:: Work to complete ::
Only a number is required: how many lines of the material contain the word "subtitle"?

Collected data
== == ==

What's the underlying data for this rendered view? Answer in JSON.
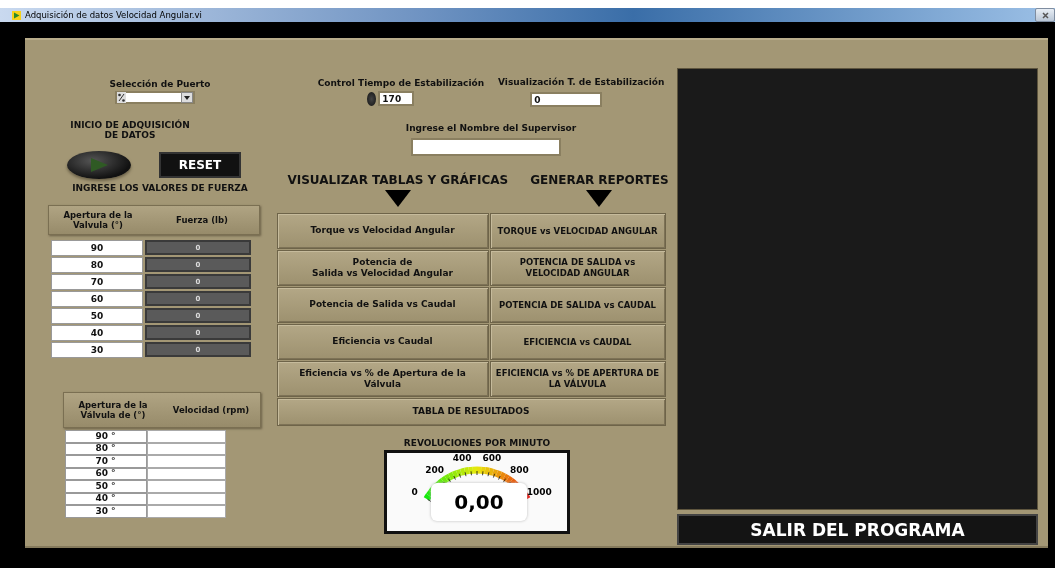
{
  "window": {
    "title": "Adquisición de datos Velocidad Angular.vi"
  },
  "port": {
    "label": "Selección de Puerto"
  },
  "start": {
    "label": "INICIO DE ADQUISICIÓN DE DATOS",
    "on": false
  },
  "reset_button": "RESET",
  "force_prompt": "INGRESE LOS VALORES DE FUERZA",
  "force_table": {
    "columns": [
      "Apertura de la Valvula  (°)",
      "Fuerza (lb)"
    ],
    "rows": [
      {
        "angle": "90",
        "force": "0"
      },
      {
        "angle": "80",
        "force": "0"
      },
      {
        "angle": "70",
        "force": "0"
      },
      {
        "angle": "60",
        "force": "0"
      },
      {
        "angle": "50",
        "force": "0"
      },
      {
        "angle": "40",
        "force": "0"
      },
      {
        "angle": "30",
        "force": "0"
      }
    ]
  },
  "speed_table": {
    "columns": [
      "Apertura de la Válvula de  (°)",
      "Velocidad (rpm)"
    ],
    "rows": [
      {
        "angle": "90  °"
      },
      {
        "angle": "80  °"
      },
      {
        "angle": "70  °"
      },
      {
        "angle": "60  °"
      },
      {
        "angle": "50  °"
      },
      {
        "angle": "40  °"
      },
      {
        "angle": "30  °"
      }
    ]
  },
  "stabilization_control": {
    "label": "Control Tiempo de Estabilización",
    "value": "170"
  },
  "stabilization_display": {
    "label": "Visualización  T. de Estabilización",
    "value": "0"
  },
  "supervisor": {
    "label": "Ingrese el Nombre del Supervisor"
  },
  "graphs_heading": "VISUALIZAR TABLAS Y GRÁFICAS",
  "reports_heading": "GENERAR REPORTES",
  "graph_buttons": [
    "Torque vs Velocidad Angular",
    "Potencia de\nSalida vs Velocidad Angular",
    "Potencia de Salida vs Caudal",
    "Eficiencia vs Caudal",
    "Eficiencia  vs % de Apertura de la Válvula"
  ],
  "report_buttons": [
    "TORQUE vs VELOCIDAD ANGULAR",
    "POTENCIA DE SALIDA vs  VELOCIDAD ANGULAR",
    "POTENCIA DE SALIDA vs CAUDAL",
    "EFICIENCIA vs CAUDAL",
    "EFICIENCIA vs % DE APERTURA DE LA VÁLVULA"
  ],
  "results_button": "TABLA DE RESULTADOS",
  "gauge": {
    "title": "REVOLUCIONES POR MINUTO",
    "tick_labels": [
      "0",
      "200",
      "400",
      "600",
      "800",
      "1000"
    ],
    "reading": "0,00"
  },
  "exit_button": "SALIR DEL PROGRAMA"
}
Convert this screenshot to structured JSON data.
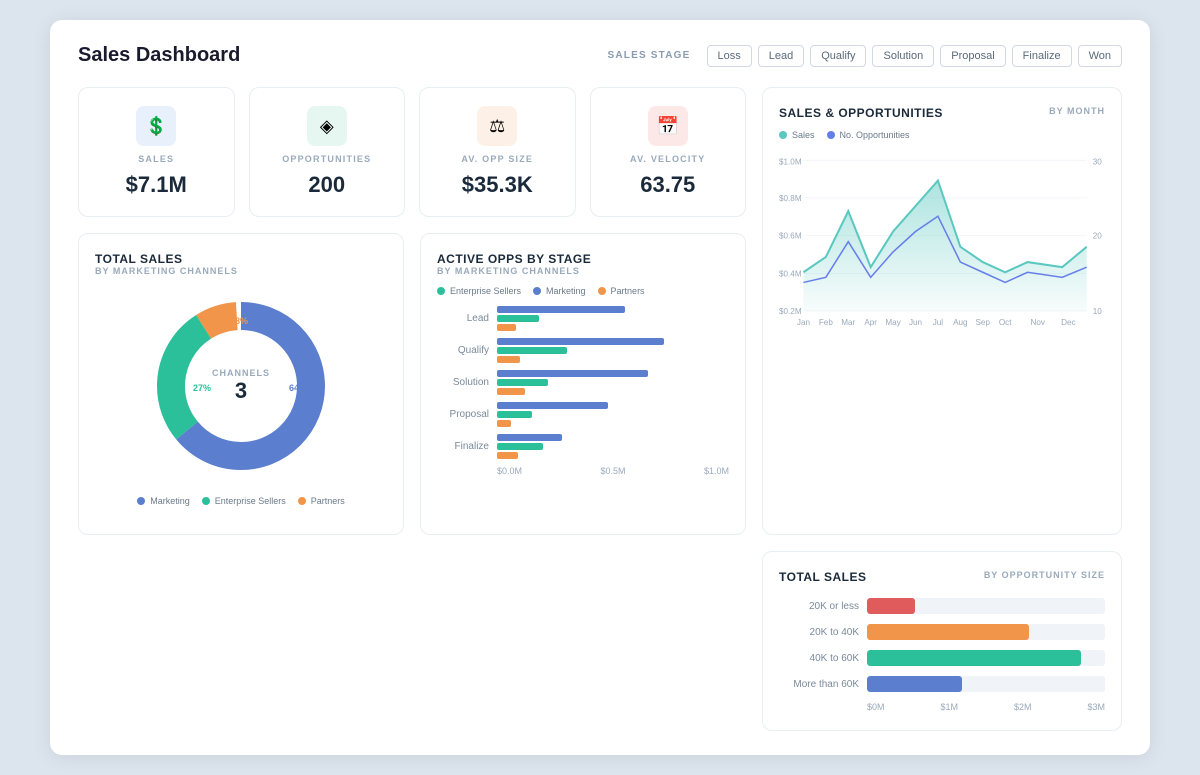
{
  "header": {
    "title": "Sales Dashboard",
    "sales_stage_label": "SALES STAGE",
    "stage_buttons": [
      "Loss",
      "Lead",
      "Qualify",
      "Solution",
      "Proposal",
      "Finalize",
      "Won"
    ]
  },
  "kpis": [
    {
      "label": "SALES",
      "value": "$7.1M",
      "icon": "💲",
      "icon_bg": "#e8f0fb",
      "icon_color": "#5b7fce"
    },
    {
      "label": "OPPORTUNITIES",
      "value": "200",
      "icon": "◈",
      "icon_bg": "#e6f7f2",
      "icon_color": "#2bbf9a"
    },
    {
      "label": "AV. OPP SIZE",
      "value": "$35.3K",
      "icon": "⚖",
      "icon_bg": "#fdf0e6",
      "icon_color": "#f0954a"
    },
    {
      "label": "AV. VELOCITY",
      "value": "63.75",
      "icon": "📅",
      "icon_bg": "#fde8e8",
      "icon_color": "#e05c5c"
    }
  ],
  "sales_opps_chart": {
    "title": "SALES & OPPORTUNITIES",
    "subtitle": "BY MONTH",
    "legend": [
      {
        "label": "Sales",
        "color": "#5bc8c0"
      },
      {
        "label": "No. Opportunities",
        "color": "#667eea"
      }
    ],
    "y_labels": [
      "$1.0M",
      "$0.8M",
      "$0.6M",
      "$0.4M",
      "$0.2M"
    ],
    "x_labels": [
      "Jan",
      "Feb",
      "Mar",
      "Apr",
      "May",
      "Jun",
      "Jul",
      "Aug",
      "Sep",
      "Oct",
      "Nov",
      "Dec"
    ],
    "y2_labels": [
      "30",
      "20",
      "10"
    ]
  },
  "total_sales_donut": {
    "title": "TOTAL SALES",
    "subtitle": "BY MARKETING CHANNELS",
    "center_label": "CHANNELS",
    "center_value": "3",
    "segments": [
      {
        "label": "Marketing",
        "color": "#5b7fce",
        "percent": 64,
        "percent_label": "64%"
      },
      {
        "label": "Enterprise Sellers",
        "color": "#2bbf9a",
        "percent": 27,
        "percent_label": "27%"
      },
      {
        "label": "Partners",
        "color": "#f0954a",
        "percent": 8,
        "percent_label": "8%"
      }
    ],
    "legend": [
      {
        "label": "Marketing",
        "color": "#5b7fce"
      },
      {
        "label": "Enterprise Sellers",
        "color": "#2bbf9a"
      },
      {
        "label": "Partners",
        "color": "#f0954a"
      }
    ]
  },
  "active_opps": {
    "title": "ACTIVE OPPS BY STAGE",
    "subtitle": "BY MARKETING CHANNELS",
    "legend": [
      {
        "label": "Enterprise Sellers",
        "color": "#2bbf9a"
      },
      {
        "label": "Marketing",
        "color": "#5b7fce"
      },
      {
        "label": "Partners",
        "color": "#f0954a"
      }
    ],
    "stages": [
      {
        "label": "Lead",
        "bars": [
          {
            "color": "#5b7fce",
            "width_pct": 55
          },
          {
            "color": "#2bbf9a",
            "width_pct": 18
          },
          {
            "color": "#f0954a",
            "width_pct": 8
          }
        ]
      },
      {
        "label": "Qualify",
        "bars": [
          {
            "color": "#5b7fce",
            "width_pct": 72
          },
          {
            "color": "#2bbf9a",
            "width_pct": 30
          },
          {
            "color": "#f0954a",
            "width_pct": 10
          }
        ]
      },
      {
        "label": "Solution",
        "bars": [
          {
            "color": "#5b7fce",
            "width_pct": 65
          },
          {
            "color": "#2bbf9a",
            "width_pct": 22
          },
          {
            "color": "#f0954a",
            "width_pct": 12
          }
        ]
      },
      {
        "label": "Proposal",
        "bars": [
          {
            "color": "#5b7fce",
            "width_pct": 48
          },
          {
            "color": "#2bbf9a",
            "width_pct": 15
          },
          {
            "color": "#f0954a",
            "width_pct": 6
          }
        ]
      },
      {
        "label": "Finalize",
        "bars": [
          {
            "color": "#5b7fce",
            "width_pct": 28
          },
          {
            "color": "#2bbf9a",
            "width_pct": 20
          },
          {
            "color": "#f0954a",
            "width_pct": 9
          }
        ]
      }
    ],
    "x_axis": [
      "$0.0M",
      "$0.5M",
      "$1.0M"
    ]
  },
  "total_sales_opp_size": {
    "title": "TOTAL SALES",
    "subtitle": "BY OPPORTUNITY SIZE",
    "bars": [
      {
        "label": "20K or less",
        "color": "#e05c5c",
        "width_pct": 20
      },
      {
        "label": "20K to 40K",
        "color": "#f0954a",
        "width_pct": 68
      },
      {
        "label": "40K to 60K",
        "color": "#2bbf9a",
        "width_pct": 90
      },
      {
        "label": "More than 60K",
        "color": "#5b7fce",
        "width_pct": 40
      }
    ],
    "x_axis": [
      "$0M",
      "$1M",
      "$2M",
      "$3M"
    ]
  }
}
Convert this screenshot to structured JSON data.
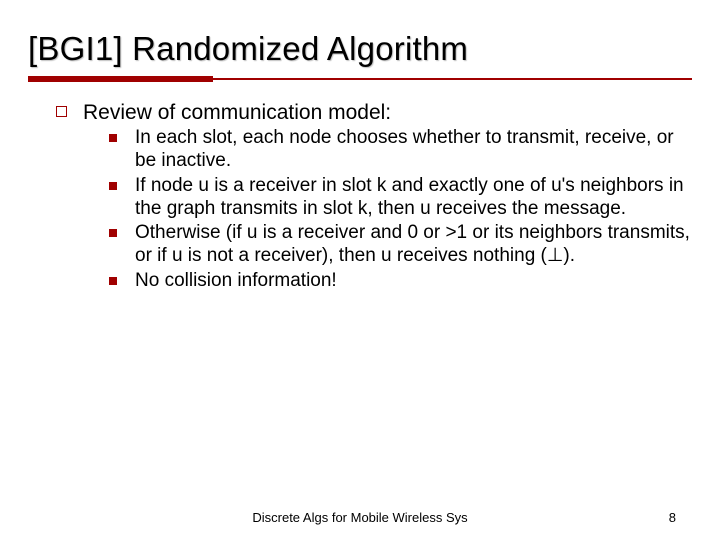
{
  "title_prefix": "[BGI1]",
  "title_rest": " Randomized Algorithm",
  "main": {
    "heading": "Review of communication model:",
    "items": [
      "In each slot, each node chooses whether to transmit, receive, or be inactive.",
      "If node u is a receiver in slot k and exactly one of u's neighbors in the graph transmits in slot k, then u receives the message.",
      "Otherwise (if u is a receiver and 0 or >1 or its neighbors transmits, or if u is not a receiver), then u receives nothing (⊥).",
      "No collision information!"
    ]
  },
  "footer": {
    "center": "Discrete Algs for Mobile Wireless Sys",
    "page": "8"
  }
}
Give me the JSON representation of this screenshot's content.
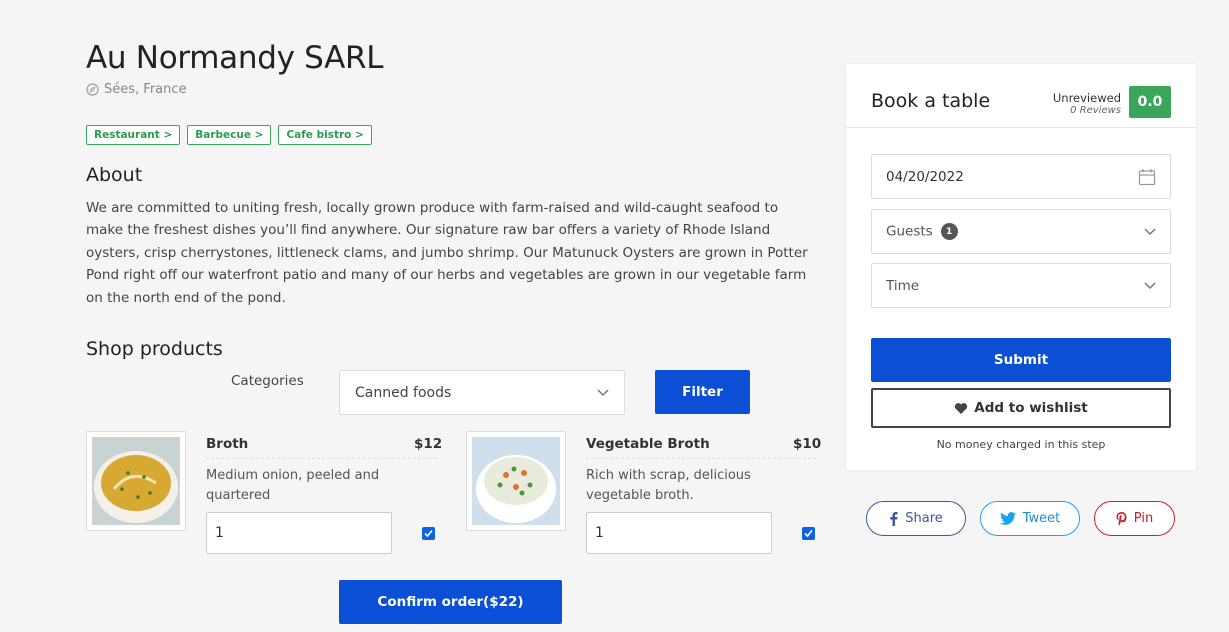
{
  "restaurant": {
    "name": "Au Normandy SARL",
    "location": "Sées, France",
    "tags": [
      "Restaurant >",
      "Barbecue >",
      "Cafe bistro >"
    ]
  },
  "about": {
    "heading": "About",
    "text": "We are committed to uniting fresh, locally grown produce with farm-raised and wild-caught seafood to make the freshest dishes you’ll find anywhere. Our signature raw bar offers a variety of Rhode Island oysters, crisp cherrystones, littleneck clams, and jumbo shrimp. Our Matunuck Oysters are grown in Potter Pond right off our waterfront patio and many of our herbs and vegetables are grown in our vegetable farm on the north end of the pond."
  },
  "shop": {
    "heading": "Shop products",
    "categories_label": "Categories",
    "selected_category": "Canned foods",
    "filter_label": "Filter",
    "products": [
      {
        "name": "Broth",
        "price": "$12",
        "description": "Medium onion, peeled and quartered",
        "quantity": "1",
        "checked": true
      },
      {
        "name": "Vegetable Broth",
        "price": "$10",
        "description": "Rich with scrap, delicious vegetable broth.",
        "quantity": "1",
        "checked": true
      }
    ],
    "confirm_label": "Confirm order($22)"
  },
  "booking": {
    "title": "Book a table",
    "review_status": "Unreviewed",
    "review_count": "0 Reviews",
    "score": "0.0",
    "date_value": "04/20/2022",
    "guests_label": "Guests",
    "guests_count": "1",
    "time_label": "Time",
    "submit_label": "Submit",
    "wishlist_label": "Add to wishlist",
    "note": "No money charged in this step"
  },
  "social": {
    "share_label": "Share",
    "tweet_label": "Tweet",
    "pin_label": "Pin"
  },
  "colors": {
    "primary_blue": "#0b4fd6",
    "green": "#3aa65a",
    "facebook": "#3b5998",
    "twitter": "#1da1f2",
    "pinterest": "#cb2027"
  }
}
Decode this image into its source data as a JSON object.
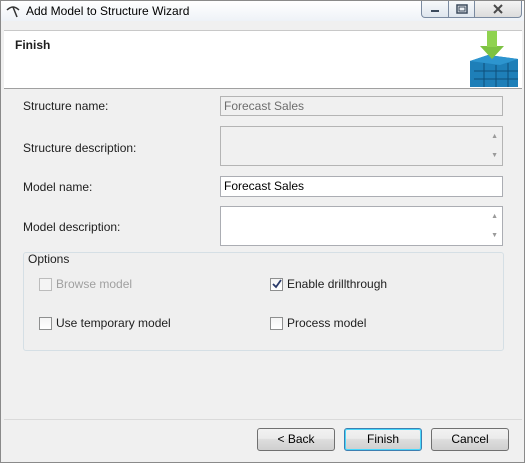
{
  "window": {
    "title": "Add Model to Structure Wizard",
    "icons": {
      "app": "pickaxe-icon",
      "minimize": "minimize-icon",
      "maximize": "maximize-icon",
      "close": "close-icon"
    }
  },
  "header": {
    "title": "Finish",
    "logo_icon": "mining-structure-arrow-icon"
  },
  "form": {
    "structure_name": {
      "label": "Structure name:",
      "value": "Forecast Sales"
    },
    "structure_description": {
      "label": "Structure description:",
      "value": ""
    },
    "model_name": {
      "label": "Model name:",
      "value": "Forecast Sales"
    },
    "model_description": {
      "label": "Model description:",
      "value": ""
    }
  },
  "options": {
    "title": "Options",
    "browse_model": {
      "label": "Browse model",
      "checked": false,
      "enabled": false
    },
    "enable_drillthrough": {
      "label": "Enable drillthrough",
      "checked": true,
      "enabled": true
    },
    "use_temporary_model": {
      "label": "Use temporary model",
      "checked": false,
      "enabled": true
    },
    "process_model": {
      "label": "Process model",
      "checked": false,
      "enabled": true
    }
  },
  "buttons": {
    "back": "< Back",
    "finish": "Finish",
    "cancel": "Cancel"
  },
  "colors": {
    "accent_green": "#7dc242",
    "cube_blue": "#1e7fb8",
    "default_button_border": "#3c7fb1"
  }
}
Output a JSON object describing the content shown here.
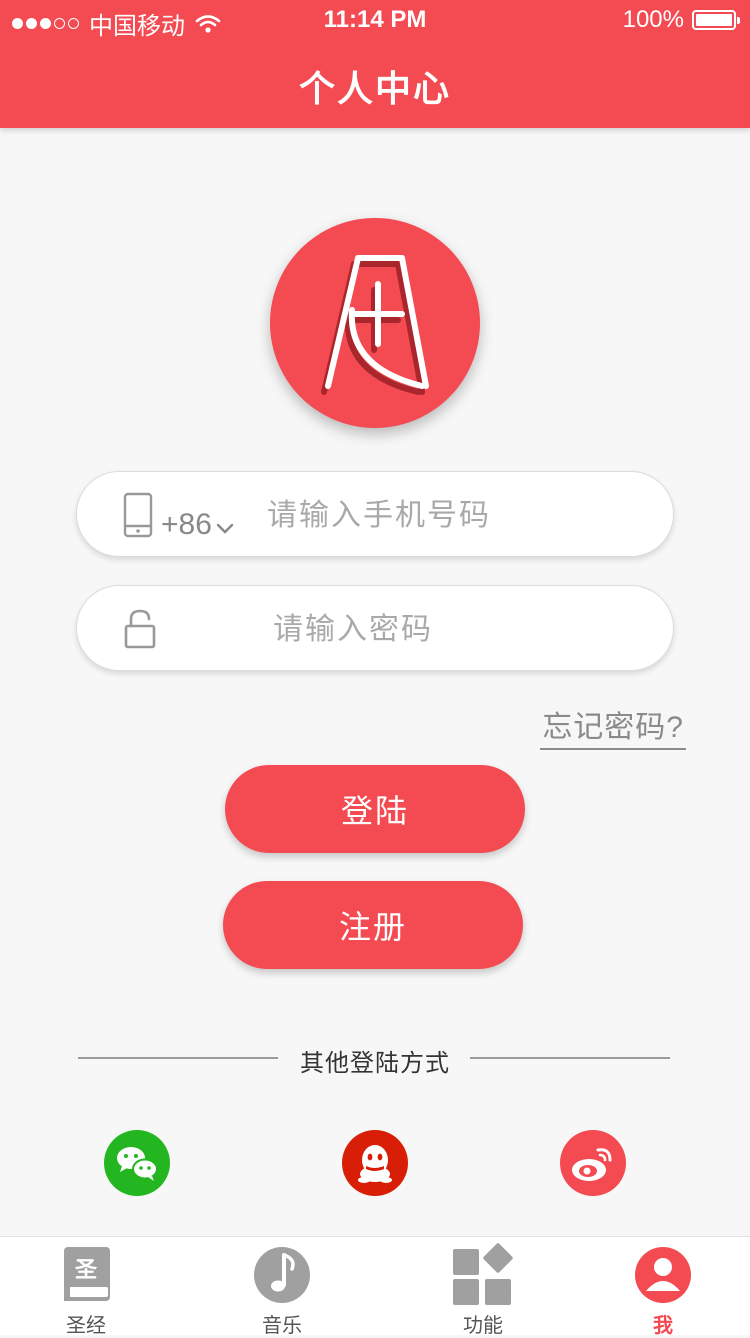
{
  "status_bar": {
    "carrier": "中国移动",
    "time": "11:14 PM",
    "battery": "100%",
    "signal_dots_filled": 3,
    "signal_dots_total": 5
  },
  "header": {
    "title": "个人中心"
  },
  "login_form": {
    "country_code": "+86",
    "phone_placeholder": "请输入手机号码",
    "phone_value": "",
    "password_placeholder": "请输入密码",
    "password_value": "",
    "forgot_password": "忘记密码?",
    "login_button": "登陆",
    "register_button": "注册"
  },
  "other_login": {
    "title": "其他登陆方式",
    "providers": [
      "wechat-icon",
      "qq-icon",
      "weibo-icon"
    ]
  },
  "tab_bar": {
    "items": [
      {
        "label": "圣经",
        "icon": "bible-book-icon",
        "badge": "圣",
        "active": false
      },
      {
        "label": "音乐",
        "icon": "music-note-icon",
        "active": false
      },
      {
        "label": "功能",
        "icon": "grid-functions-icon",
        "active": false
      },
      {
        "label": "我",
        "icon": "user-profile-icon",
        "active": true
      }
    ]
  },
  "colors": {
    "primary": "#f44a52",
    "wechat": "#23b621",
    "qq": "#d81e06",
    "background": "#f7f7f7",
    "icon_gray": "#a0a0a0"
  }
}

== == ==

:: Answer for the task ::
4